Stored data.
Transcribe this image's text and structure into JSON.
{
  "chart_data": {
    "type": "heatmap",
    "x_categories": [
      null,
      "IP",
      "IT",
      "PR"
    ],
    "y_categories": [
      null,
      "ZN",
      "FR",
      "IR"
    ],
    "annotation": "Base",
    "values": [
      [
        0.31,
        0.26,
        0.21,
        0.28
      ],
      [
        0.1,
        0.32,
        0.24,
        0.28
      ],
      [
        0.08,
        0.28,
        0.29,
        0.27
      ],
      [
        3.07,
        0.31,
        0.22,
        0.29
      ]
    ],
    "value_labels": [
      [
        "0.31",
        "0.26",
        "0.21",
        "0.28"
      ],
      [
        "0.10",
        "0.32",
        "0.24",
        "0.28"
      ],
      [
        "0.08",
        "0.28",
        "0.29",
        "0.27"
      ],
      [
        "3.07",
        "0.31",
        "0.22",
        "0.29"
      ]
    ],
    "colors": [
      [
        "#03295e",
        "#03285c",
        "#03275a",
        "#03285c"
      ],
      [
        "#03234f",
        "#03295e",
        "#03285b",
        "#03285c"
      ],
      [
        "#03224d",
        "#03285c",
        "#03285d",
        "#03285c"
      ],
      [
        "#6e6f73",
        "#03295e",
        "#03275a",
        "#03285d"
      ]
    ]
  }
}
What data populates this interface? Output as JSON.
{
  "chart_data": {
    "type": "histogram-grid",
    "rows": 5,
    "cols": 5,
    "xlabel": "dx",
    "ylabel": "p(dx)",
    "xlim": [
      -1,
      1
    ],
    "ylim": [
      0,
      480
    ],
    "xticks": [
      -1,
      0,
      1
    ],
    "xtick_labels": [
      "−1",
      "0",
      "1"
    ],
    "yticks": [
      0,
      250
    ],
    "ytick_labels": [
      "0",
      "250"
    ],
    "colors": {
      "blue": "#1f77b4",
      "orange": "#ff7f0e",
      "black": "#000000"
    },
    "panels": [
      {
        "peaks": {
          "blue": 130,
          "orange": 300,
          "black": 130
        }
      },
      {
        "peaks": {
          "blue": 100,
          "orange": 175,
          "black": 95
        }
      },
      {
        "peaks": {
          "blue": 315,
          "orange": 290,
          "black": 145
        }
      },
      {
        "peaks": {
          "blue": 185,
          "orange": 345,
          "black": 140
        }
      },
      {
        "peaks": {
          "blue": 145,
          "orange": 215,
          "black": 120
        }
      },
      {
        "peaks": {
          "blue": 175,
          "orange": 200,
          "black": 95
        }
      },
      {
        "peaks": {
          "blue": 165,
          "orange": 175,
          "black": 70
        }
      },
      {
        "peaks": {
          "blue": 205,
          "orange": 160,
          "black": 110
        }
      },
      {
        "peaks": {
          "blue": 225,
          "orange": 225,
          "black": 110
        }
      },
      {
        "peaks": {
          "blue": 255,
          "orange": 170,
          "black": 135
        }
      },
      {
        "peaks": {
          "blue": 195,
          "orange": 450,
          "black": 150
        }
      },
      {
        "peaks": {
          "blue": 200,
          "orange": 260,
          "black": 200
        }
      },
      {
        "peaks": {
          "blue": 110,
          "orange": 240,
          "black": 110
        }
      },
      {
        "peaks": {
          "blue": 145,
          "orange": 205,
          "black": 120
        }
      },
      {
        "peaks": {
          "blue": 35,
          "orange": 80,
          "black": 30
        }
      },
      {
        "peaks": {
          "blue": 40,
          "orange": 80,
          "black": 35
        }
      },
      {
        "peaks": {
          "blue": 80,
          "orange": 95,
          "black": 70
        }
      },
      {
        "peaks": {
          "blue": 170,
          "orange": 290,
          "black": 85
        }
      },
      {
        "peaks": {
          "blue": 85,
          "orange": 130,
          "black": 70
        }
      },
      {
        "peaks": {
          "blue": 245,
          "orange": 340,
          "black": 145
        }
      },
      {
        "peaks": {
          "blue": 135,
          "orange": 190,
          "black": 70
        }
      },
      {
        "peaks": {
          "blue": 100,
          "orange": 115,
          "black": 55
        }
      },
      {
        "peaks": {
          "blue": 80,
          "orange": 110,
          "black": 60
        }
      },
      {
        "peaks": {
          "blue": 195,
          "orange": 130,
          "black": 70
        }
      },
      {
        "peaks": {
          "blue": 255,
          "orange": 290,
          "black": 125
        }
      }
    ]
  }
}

Your goal.
Write out every line from the records above, word for word.

Full solution.
Transcribe this image's text and structure into JSON.
{
  "chart_data": {
    "type": "heatmap",
    "x_categories": [
      null,
      "IP",
      "IT",
      "PR"
    ],
    "y_categories": [
      null,
      "ZN",
      "FR",
      "IR"
    ],
    "annotation": "Base",
    "values": [
      [
        0.31,
        0.26,
        0.21,
        0.28
      ],
      [
        0.1,
        0.32,
        0.24,
        0.28
      ],
      [
        0.08,
        0.28,
        0.29,
        0.27
      ],
      [
        3.07,
        0.31,
        0.22,
        0.29
      ]
    ],
    "value_labels": [
      [
        "0.31",
        "0.26",
        "0.21",
        "0.28"
      ],
      [
        "0.10",
        "0.32",
        "0.24",
        "0.28"
      ],
      [
        "0.08",
        "0.28",
        "0.29",
        "0.27"
      ],
      [
        "3.07",
        "0.31",
        "0.22",
        "0.29"
      ]
    ],
    "colors": [
      [
        "#03295e",
        "#03285c",
        "#03275a",
        "#03285c"
      ],
      [
        "#03234f",
        "#03295e",
        "#03285b",
        "#03285c"
      ],
      [
        "#03224d",
        "#03285c",
        "#03285d",
        "#03285c"
      ],
      [
        "#6e6f73",
        "#03295e",
        "#03275a",
        "#03285d"
      ]
    ]
  }
}
What data populates this interface? Output as JSON.
{
  "chart_data": {
    "type": "histogram-grid",
    "rows": 5,
    "cols": 5,
    "xlabel": "dx",
    "ylabel": "p(dx)",
    "xlim": [
      -1,
      1
    ],
    "ylim": [
      0,
      480
    ],
    "xticks": [
      -1,
      0,
      1
    ],
    "xtick_labels": [
      "−1",
      "0",
      "1"
    ],
    "yticks": [
      0,
      250
    ],
    "ytick_labels": [
      "0",
      "250"
    ],
    "colors": {
      "blue": "#1f77b4",
      "orange": "#ff7f0e",
      "black": "#000000"
    },
    "panels": [
      {
        "peaks": {
          "blue": 130,
          "orange": 300,
          "black": 130
        }
      },
      {
        "peaks": {
          "blue": 100,
          "orange": 175,
          "black": 95
        }
      },
      {
        "peaks": {
          "blue": 315,
          "orange": 290,
          "black": 145
        }
      },
      {
        "peaks": {
          "blue": 185,
          "orange": 345,
          "black": 140
        }
      },
      {
        "peaks": {
          "blue": 145,
          "orange": 215,
          "black": 120
        }
      },
      {
        "peaks": {
          "blue": 175,
          "orange": 200,
          "black": 95
        }
      },
      {
        "peaks": {
          "blue": 165,
          "orange": 175,
          "black": 70
        }
      },
      {
        "peaks": {
          "blue": 205,
          "orange": 160,
          "black": 110
        }
      },
      {
        "peaks": {
          "blue": 225,
          "orange": 225,
          "black": 110
        }
      },
      {
        "peaks": {
          "blue": 255,
          "orange": 170,
          "black": 135
        }
      },
      {
        "peaks": {
          "blue": 195,
          "orange": 450,
          "black": 150
        }
      },
      {
        "peaks": {
          "blue": 200,
          "orange": 260,
          "black": 200
        }
      },
      {
        "peaks": {
          "blue": 110,
          "orange": 240,
          "black": 110
        }
      },
      {
        "peaks": {
          "blue": 145,
          "orange": 205,
          "black": 120
        }
      },
      {
        "peaks": {
          "blue": 35,
          "orange": 80,
          "black": 30
        }
      },
      {
        "peaks": {
          "blue": 40,
          "orange": 80,
          "black": 35
        }
      },
      {
        "peaks": {
          "blue": 80,
          "orange": 95,
          "black": 70
        }
      },
      {
        "peaks": {
          "blue": 170,
          "orange": 290,
          "black": 85
        }
      },
      {
        "peaks": {
          "blue": 85,
          "orange": 130,
          "black": 70
        }
      },
      {
        "peaks": {
          "blue": 245,
          "orange": 340,
          "black": 145
        }
      },
      {
        "peaks": {
          "blue": 135,
          "orange": 190,
          "black": 70
        }
      },
      {
        "peaks": {
          "blue": 100,
          "orange": 115,
          "black": 55
        }
      },
      {
        "peaks": {
          "blue": 80,
          "orange": 110,
          "black": 60
        }
      },
      {
        "peaks": {
          "blue": 195,
          "orange": 130,
          "black": 70
        }
      },
      {
        "peaks": {
          "blue": 255,
          "orange": 290,
          "black": 125
        }
      }
    ]
  }
}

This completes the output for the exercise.